Exercise instructions:
1. Do these statements agree with the two posts? For each one, answer yes or no and quote the words from the posts that decide it.
(a) The post by erosdiscordia@radical.town received two repeats.
(b) The post by elchapo@knzk.me says that creating defines a person by their tastes.
(c) The post by erosdiscordia@radical.town names self-publishing with high numbers as one thing a creative hobby ends up being about.
2. Which account handles appear anywhere in the two posts? List each one once.

Document extract:
=-=-=

       
 (DIR) Post #2225193 by erosdiscordia@radical.town
       2018-12-23T19:00:53Z
       
       0 likes, 2 repeats
       
       @Dayglochainsaw I agree! To add to this, if you do have one of the creative hobbies, there's this pervasive and exhausting element of competition that always creeps in.You can't just be a writing/critique circle. There is no love, there is no art. The whole thing has to be about getting published, or who's published the most, in the most elite circles, or else getting into an elite MFA, or self-publishing with high numbers, etc etc etc Jesus Christ save us.
       
 (DIR) Post #2600085 by elchapo@knzk.me
       2018-12-23T17:34:34Z
       
       0 likes, 0 repeats
       
       @Dayglochainsaw this aligns with something I’ve thought for a long time: consumption based activities inherently breed toxicity (eg gamers) bc when you consume the only thing that sets you apart and gives you social currency is making a demonstration of how narrow your tastes are (anyone can love a lot of things, after all, but your palette is so refined you hate it all). When you create you’re defined by ability rather than tastes, and your ability doesn’t require excluding others.

=-=-=

Material supplied:
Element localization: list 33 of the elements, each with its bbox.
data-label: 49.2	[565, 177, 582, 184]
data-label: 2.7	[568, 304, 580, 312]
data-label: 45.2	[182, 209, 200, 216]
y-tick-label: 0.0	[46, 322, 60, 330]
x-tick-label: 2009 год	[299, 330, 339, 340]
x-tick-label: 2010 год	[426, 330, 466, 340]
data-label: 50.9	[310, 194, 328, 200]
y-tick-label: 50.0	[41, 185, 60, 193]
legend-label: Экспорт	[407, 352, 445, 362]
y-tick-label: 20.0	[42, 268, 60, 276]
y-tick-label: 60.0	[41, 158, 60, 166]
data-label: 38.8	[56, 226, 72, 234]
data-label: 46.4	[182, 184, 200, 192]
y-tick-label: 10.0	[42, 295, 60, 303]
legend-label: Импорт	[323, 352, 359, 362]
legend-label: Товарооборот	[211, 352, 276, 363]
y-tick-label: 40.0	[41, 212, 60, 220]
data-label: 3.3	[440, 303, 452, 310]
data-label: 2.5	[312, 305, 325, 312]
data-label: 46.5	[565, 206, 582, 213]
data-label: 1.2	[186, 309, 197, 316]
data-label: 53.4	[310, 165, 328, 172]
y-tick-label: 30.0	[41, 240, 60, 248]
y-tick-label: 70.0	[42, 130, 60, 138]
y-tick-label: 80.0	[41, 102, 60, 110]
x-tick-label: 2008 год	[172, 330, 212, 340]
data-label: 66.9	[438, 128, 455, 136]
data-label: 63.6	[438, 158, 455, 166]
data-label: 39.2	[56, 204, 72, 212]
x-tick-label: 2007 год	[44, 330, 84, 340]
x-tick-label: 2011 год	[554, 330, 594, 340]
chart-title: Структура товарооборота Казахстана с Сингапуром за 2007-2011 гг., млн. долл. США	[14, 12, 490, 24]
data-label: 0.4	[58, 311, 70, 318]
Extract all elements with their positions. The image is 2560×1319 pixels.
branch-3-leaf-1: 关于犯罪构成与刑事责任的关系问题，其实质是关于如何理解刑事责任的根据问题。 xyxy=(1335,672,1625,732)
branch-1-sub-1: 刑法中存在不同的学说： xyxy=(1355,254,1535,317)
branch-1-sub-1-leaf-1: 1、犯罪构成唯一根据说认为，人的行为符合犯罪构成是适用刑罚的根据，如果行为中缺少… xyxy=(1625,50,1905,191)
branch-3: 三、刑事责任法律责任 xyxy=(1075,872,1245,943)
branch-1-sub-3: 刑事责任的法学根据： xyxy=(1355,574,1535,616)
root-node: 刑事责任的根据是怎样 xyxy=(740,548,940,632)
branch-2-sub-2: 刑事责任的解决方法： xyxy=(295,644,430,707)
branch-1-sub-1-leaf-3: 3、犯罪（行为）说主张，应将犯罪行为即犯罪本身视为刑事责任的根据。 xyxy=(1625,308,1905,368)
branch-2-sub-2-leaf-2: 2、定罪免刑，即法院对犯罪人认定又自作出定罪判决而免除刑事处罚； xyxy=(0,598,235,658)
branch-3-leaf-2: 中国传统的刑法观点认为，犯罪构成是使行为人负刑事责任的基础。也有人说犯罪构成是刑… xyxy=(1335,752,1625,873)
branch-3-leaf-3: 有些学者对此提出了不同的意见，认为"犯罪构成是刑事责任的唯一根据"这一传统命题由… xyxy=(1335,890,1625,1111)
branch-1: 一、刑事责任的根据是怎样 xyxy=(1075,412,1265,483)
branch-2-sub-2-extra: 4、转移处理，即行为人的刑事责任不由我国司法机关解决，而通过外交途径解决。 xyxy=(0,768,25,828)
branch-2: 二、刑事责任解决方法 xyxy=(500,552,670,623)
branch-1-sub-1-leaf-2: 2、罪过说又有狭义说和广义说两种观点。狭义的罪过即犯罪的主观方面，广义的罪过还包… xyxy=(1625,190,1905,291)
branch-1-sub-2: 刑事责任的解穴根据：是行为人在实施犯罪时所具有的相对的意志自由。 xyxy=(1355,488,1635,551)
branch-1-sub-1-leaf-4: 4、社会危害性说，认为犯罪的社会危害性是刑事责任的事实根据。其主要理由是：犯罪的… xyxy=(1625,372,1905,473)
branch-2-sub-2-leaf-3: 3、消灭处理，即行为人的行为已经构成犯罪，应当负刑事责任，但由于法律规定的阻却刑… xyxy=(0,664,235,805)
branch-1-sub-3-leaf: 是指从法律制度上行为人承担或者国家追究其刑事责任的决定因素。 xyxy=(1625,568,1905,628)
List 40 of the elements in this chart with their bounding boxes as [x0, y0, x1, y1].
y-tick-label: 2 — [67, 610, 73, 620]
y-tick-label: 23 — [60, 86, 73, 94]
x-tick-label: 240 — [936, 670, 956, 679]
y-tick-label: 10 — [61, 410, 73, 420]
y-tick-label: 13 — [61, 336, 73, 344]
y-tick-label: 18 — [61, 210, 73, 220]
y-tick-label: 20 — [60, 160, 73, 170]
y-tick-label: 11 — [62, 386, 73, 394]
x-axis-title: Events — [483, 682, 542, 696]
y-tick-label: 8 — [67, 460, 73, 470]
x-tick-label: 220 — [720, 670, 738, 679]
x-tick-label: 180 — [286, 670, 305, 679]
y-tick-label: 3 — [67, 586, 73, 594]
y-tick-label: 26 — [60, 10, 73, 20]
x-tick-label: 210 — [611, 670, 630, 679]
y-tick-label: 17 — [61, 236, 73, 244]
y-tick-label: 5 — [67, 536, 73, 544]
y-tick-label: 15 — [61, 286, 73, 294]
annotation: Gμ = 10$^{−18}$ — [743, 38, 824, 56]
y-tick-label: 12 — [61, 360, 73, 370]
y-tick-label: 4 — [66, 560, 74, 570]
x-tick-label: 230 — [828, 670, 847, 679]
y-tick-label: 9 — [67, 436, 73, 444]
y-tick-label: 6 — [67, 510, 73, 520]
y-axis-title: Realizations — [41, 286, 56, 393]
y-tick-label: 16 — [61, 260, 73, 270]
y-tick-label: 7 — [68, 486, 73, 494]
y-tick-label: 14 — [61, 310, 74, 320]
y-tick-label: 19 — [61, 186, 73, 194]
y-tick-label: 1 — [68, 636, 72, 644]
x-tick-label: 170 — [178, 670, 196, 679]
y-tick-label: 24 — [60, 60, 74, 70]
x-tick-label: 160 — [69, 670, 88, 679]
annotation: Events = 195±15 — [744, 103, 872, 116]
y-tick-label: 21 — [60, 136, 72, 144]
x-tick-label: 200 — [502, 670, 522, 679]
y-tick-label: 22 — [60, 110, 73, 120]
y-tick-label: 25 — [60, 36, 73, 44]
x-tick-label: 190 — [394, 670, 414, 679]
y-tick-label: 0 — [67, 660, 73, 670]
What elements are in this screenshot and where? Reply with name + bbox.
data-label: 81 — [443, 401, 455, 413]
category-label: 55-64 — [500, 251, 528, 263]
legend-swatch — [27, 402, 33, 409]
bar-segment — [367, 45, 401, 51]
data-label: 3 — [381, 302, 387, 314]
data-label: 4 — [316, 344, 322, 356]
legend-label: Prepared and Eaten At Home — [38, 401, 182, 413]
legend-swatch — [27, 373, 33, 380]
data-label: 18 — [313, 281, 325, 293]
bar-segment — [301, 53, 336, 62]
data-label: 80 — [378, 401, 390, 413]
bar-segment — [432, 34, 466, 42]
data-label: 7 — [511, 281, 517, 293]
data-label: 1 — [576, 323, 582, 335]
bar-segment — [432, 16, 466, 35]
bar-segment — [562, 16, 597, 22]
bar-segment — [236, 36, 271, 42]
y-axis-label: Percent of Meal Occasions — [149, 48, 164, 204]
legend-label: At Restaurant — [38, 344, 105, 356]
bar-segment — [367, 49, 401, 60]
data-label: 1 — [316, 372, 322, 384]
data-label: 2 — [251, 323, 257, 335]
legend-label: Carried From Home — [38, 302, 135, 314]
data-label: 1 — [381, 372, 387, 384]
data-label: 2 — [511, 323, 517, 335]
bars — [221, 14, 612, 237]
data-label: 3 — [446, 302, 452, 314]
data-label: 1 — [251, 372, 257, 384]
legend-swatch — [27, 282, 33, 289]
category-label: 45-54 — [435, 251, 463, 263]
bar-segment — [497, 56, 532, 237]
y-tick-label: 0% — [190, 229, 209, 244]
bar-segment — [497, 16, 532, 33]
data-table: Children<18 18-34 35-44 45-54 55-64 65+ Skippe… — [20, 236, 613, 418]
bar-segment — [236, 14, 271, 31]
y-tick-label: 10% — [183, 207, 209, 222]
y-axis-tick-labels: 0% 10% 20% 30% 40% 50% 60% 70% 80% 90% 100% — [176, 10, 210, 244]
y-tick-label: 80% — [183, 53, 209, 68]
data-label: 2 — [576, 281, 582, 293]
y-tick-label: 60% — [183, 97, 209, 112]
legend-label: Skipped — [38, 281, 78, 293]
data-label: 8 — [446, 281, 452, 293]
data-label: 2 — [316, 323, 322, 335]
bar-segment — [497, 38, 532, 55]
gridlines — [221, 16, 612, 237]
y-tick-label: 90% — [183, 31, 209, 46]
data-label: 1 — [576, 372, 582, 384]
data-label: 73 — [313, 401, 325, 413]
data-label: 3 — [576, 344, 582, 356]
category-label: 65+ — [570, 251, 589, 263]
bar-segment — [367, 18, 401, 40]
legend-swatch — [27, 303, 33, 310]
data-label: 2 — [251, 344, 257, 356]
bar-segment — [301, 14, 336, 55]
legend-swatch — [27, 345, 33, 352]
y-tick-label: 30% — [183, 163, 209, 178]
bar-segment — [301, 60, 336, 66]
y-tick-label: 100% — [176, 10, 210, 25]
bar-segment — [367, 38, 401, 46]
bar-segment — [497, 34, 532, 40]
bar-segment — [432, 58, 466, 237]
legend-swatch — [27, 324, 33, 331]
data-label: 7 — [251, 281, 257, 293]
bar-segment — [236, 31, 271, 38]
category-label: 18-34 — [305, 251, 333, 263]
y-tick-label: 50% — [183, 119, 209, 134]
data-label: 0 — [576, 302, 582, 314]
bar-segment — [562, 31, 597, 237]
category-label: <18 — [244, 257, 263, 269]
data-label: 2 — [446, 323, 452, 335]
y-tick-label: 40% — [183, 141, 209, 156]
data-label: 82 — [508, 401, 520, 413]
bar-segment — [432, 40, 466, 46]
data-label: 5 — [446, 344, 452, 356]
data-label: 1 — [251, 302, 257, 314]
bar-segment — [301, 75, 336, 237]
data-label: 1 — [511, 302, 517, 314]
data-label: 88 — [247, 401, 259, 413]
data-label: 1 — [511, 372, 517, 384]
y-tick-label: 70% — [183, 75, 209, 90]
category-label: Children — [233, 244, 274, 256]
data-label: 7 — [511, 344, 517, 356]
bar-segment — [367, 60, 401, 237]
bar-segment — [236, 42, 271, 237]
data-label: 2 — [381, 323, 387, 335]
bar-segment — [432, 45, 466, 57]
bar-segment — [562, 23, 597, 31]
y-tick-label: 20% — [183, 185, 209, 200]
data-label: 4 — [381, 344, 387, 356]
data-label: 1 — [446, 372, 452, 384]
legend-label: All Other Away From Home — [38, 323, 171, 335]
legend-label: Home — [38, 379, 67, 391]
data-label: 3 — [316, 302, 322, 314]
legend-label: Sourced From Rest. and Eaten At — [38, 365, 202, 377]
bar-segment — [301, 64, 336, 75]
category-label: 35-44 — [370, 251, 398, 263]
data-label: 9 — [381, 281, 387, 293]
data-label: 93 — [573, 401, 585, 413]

=-=-=

Results in order:
1.
(a) Yes: "0 likes, 2 repeats"
(b) No: "When you create you’re defined by ability rather than tastes"
(c) Yes: "or self-publishing with high numbers"

2.
- erosdiscordia@radical.town
- elchapo@knzk.me
- @Dayglochainsaw